EXERCISE BRIEF | Write out the whole listing again, exactly.

DATA TO USE |
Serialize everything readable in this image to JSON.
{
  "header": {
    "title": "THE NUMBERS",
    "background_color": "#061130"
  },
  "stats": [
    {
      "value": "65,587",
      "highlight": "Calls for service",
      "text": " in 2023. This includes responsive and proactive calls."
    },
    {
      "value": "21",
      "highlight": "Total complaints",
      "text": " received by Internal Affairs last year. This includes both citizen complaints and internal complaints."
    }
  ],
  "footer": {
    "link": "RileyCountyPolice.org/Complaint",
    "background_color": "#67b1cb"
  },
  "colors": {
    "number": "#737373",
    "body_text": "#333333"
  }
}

OUTPUT OF THE TASK |
Serialize everything readable in this image to JSON.
{
  "header": {
    "title": "THE NUMBERS",
    "background_color": "#061130"
  },
  "stats": [
    {
      "value": "65,587",
      "highlight": "Calls for service",
      "text": " in 2023. This includes responsive and proactive calls."
    },
    {
      "value": "21",
      "highlight": "Total complaints",
      "text": " received by Internal Affairs last year. This includes both citizen complaints and internal complaints."
    }
  ],
  "footer": {
    "link": "RileyCountyPolice.org/Complaint",
    "background_color": "#67b1cb"
  },
  "colors": {
    "number": "#737373",
    "body_text": "#333333"
  }
}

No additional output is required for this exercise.